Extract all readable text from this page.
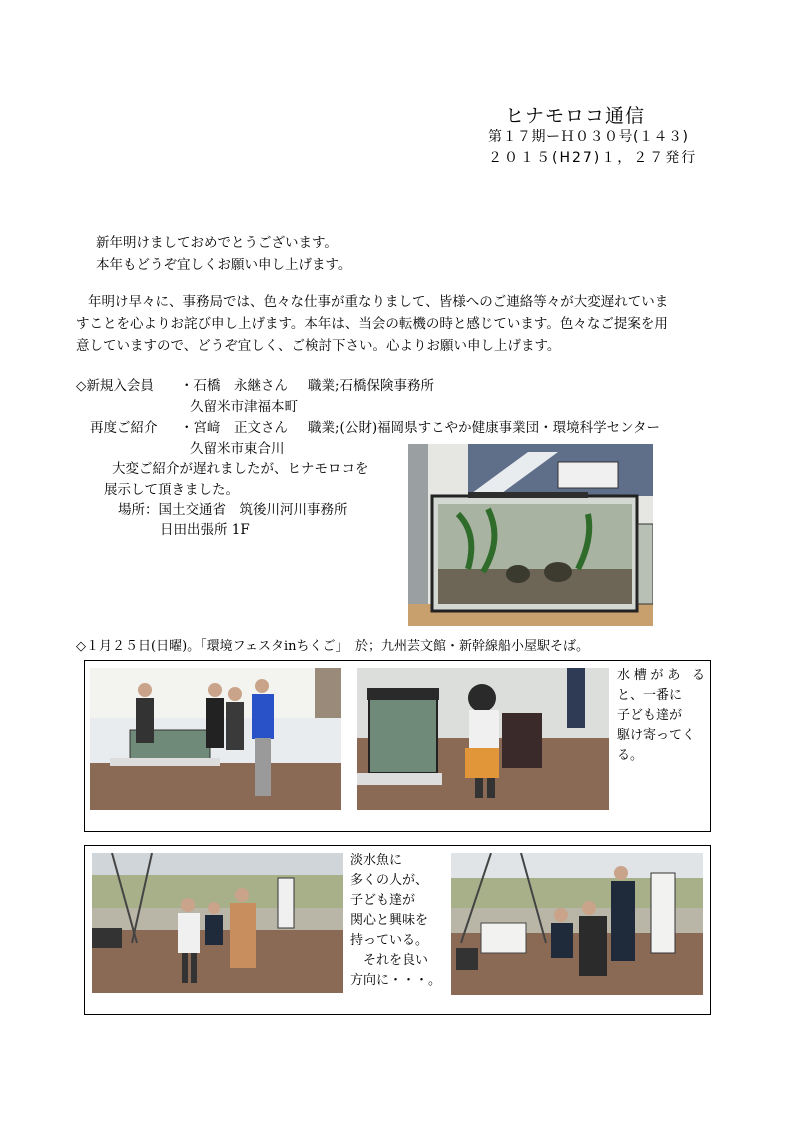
ヒナモロコ通信
第１７期ーＨ０３０号(１４３)
２０１５(H27)１，２７発行
新年明けましておめでとうございます。
本年もどうぞ宜しくお願い申し上げます。
年明け早々に、事務局では、色々な仕事が重なりまして、皆様へのご連絡等々が大変遅れていま
すことを心よりお詫び申し上げます。本年は、当会の転機の時と感じています。色々なご提案を用
意していますので、どうぞ宜しく、ご検討下さい。心よりお願い申し上げます。
◇新規入会員 ・石橋　永継さん 職業;石橋保険事務所
久留米市津福本町
再度ご紹介 ・宮﨑　正文さん 職業;(公財)福岡県すこやか健康事業団・環境科学センター
久留米市東合川
大変ご紹介が遅れましたが、ヒナモロコを
展示して頂きました。
場所：国土交通省　筑後川河川事務所
日田出張所 1F
◇１月２５日(日曜)。「環境フェスタinちくご」　於；九州芸文館・新幹線船小屋駅そば。
水槽があ る
と、一番に
子ども達が
駆け寄ってく
る。
淡水魚に
多くの人が、
子ども達が
関心と興味を
持っている。
　それを良い
方向に・・・。
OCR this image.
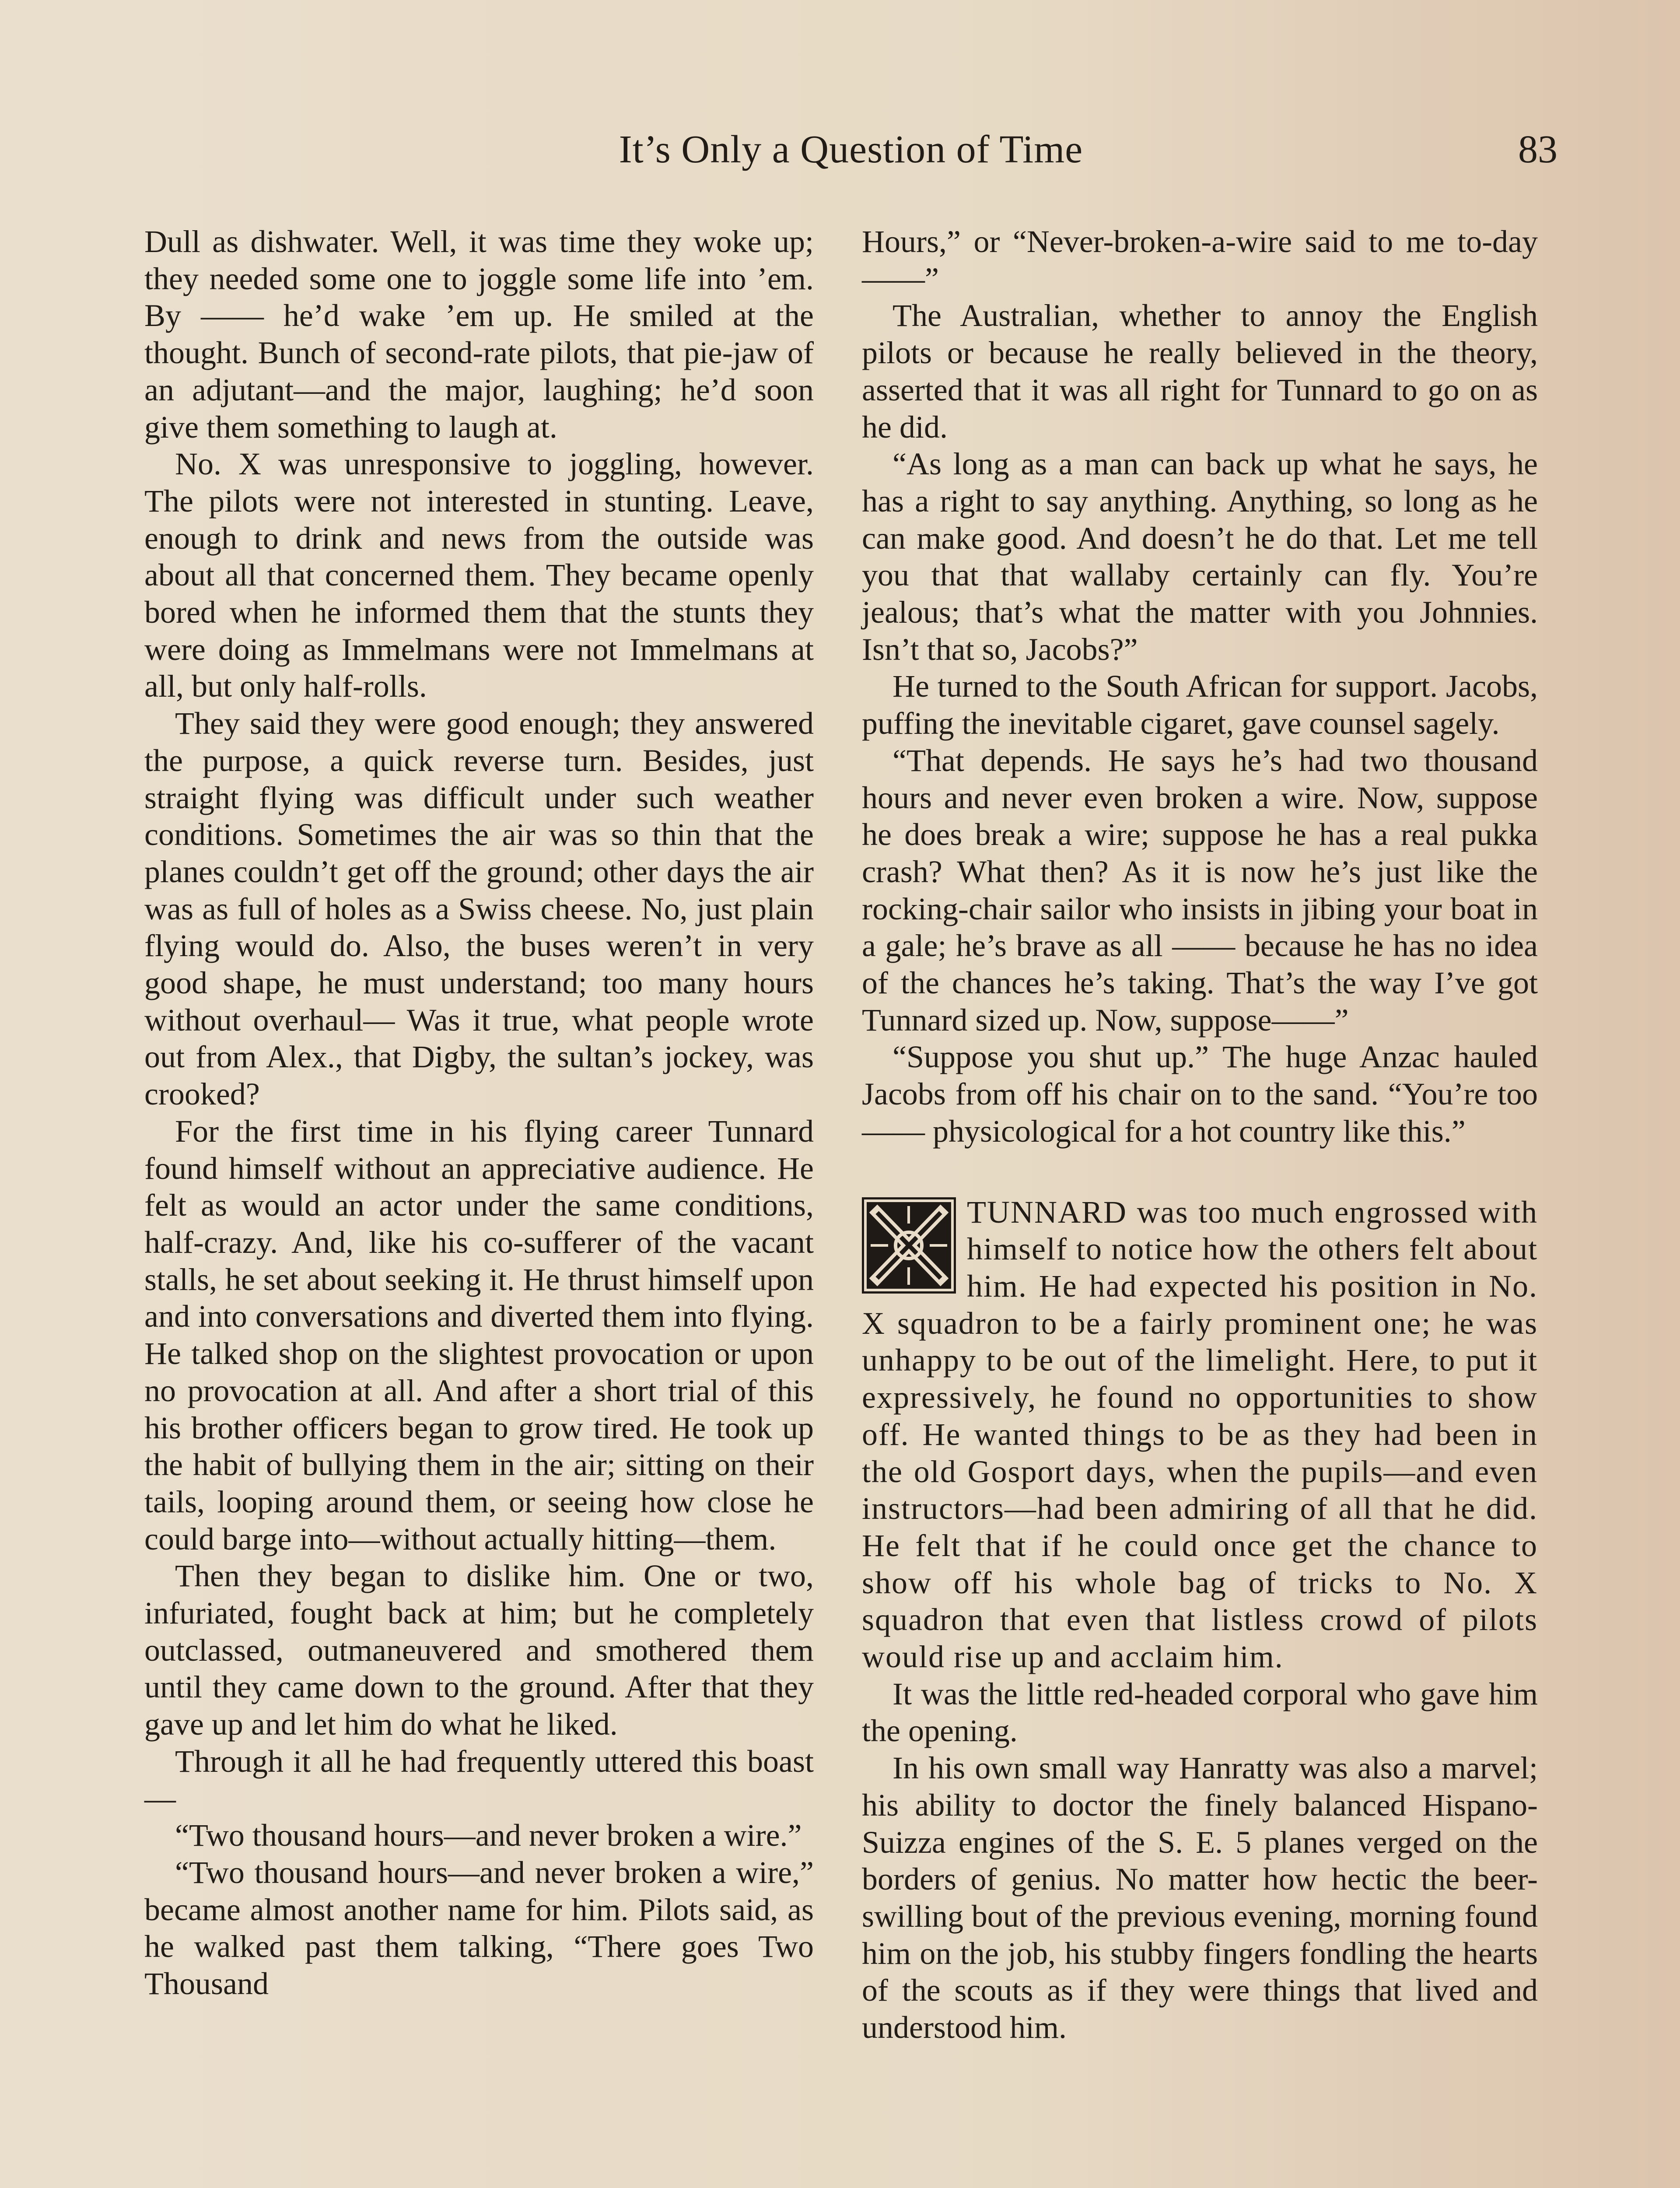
It’s Only a Question of Time	83

Dull as dishwater. Well, it was time they woke up; they needed some one to joggle some life into ’em. By —— he’d wake ’em up. He smiled at the thought. Bunch of second-rate pilots, that pie-jaw of an adjutant—and the major, laughing; he’d soon give them something to laugh at.

No. X was unresponsive to joggling, however. The pilots were not interested in stunting. Leave, enough to drink and news from the outside was about all that concerned them. They became openly bored when he informed them that the stunts they were doing as Immelmans were not Immelmans at all, but only half-rolls.

They said they were good enough; they answered the purpose, a quick reverse turn. Besides, just straight flying was difficult under such weather conditions. Sometimes the air was so thin that the planes couldn’t get off the ground; other days the air was as full of holes as a Swiss cheese. No, just plain flying would do. Also, the buses weren’t in very good shape, he must understand; too many hours without overhaul— Was it true, what people wrote out from Alex., that Digby, the sultan’s jockey, was crooked?

For the first time in his flying career Tunnard found himself without an appreciative audience. He felt as would an actor under the same conditions, half-crazy. And, like his co-sufferer of the vacant stalls, he set about seeking it. He thrust himself upon and into conversations and diverted them into flying. He talked shop on the slightest provocation or upon no provocation at all. And after a short trial of this his brother officers began to grow tired. He took up the habit of bullying them in the air; sitting on their tails, looping around them, or seeing how close he could barge into—without actually hitting—them.

Then they began to dislike him. One or two, infuriated, fought back at him; but he completely outclassed, outmaneuvered and smothered them until they came down to the ground. After that they gave up and let him do what he liked.

Through it all he had frequently uttered this boast—

“Two thousand hours—and never broken a wire.”

“Two thousand hours—and never broken a wire,” became almost another name for him. Pilots said, as he walked past them talking, “There goes Two Thousand

Hours,” or “Never-broken-a-wire said to me to-day——”

The Australian, whether to annoy the English pilots or because he really believed in the theory, asserted that it was all right for Tunnard to go on as he did.

“As long as a man can back up what he says, he has a right to say anything. Anything, so long as he can make good. And doesn’t he do that. Let me tell you that that wallaby certainly can fly. You’re jealous; that’s what the matter with you Johnnies. Isn’t that so, Jacobs?”

He turned to the South African for support. Jacobs, puffing the inevitable cigaret, gave counsel sagely.

“That depends. He says he’s had two thousand hours and never even broken a wire. Now, suppose he does break a wire; suppose he has a real pukka crash? What then? As it is now he’s just like the rocking-chair sailor who insists in jibing your boat in a gale; he’s brave as all —— because he has no idea of the chances he’s taking. That’s the way I’ve got Tunnard sized up. Now, suppose——”

“Suppose you shut up.” The huge Anzac hauled Jacobs from off his chair on to the sand. “You’re too —— physicological for a hot country like this.”

TUNNARD was too much engrossed with himself to notice how the others felt about him. He had expected his position in No. X squadron to be a fairly prominent one; he was unhappy to be out of the limelight. Here, to put it expressively, he found no opportunities to show off. He wanted things to be as they had been in the old Gosport days, when the pupils—and even instructors—had been admiring of all that he did. He felt that if he could once get the chance to show off his whole bag of tricks to No. X squadron that even that listless crowd of pilots would rise up and acclaim him.

It was the little red-headed corporal who gave him the opening.

In his own small way Hanratty was also a marvel; his ability to doctor the finely balanced Hispano-Suizza engines of the S. E. 5 planes verged on the borders of genius. No matter how hectic the beer-swilling bout of the previous evening, morning found him on the job, his stubby fingers fondling the hearts of the scouts as if they were things that lived and understood him.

- - - - -

What this task involves: Each entry gets copied exactly; the pictures stay out.

Result:
Extract all readable text from this page.
ヒナモロコ通信
第１７期ーＨ０３０号(１４３)
２０１５(H27)１，２７発行
新年明けましておめでとうございます。
本年もどうぞ宜しくお願い申し上げます。
年明け早々に、事務局では、色々な仕事が重なりまして、皆様へのご連絡等々が大変遅れていま
すことを心よりお詫び申し上げます。本年は、当会の転機の時と感じています。色々なご提案を用
意していますので、どうぞ宜しく、ご検討下さい。心よりお願い申し上げます。
◇新規入会員 ・石橋　永継さん 職業;石橋保険事務所
久留米市津福本町
再度ご紹介 ・宮﨑　正文さん 職業;(公財)福岡県すこやか健康事業団・環境科学センター
久留米市東合川
大変ご紹介が遅れましたが、ヒナモロコを
展示して頂きました。
場所：国土交通省　筑後川河川事務所
日田出張所 1F
◇１月２５日(日曜)。「環境フェスタinちくご」　於；九州芸文館・新幹線船小屋駅そば。
水槽があ る
と、一番に
子ども達が
駆け寄ってく
る。
淡水魚に
多くの人が、
子ども達が
関心と興味を
持っている。
　それを良い
方向に・・・。
OCR this image.
It’s Only a Question of Time	83

Dull as dishwater. Well, it was time they woke up; they needed some one to joggle some life into ’em. By —— he’d wake ’em up. He smiled at the thought. Bunch of second-rate pilots, that pie-jaw of an adjutant—and the major, laughing; he’d soon give them something to laugh at.

No. X was unresponsive to joggling, however. The pilots were not interested in stunting. Leave, enough to drink and news from the outside was about all that concerned them. They became openly bored when he informed them that the stunts they were doing as Immelmans were not Immelmans at all, but only half-rolls.

They said they were good enough; they answered the purpose, a quick reverse turn. Besides, just straight flying was difficult under such weather conditions. Sometimes the air was so thin that the planes couldn’t get off the ground; other days the air was as full of holes as a Swiss cheese. No, just plain flying would do. Also, the buses weren’t in very good shape, he must understand; too many hours without overhaul— Was it true, what people wrote out from Alex., that Digby, the sultan’s jockey, was crooked?

For the first time in his flying career Tunnard found himself without an appreciative audience. He felt as would an actor under the same conditions, half-crazy. And, like his co-sufferer of the vacant stalls, he set about seeking it. He thrust himself upon and into conversations and diverted them into flying. He talked shop on the slightest provocation or upon no provocation at all. And after a short trial of this his brother officers began to grow tired. He took up the habit of bullying them in the air; sitting on their tails, looping around them, or seeing how close he could barge into—without actually hitting—them.

Then they began to dislike him. One or two, infuriated, fought back at him; but he completely outclassed, outmaneuvered and smothered them until they came down to the ground. After that they gave up and let him do what he liked.

Through it all he had frequently uttered this boast—

“Two thousand hours—and never broken a wire.”

“Two thousand hours—and never broken a wire,” became almost another name for him. Pilots said, as he walked past them talking, “There goes Two Thousand

Hours,” or “Never-broken-a-wire said to me to-day——”

The Australian, whether to annoy the English pilots or because he really believed in the theory, asserted that it was all right for Tunnard to go on as he did.

“As long as a man can back up what he says, he has a right to say anything. Anything, so long as he can make good. And doesn’t he do that. Let me tell you that that wallaby certainly can fly. You’re jealous; that’s what the matter with you Johnnies. Isn’t that so, Jacobs?”

He turned to the South African for support. Jacobs, puffing the inevitable cigaret, gave counsel sagely.

“That depends. He says he’s had two thousand hours and never even broken a wire. Now, suppose he does break a wire; suppose he has a real pukka crash? What then? As it is now he’s just like the rocking-chair sailor who insists in jibing your boat in a gale; he’s brave as all —— because he has no idea of the chances he’s taking. That’s the way I’ve got Tunnard sized up. Now, suppose——”

“Suppose you shut up.” The huge Anzac hauled Jacobs from off his chair on to the sand. “You’re too —— physicological for a hot country like this.”

TUNNARD was too much engrossed with himself to notice how the others felt about him. He had expected his position in No. X squadron to be a fairly prominent one; he was unhappy to be out of the limelight. Here, to put it expressively, he found no opportunities to show off. He wanted things to be as they had been in the old Gosport days, when the pupils—and even instructors—had been admiring of all that he did. He felt that if he could once get the chance to show off his whole bag of tricks to No. X squadron that even that listless crowd of pilots would rise up and acclaim him.

It was the little red-headed corporal who gave him the opening.

In his own small way Hanratty was also a marvel; his ability to doctor the finely balanced Hispano-Suizza engines of the S. E. 5 planes verged on the borders of genius. No matter how hectic the beer-swilling bout of the previous evening, morning found him on the job, his stubby fingers fondling the hearts of the scouts as if they were things that lived and understood him.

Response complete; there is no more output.